◆ **Task to carry out**:
Copy out lines with the word "wysoko" from the material that follows.

◆ **Data listing**:
○ ○ ○

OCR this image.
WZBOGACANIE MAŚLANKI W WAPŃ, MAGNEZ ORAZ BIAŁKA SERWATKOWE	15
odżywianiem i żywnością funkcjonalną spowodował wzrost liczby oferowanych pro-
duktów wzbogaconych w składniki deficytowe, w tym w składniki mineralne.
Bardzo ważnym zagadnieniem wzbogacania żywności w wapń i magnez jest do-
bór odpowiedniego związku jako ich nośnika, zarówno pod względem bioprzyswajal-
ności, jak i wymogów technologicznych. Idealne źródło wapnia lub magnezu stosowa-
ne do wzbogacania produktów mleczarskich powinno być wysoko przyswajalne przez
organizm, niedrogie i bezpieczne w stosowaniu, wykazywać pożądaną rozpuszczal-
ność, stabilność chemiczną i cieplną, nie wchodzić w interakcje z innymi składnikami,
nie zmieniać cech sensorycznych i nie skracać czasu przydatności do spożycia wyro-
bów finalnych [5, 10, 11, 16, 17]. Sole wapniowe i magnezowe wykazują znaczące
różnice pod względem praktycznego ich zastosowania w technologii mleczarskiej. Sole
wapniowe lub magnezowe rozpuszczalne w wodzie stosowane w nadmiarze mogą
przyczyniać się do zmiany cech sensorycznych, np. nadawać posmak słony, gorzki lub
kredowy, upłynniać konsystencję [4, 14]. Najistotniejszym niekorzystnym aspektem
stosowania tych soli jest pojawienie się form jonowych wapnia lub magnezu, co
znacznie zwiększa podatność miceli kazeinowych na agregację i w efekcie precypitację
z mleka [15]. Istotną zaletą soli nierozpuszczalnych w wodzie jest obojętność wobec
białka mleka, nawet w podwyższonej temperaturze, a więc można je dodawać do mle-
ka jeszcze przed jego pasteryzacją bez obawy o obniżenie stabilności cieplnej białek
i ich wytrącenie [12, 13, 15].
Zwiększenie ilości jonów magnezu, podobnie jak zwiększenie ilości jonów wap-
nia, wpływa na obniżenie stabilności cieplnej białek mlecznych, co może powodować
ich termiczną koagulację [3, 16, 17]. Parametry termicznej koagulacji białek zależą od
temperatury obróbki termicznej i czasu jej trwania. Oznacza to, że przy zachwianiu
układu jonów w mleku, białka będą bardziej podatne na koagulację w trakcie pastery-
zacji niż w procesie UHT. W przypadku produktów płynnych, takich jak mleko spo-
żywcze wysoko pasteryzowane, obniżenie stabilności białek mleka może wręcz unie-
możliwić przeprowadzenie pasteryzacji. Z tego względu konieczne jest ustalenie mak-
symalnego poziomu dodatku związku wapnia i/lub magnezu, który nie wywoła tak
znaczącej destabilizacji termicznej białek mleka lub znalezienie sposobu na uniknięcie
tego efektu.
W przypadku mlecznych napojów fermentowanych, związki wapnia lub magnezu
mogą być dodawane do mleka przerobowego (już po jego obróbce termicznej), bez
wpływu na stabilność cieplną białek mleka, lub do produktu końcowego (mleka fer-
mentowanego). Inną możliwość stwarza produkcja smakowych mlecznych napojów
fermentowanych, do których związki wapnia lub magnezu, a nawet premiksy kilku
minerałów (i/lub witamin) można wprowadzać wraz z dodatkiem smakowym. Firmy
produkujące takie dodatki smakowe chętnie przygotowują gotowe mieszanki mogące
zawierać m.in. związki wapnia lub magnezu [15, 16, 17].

○ ○ ○

◆ **Result**:
ne do wzbogacania produktów mleczarskich powinno być wysoko przyswajalne przez
żywcze wysoko pasteryzowane, obniżenie stabilności białek mleka może wręcz unie-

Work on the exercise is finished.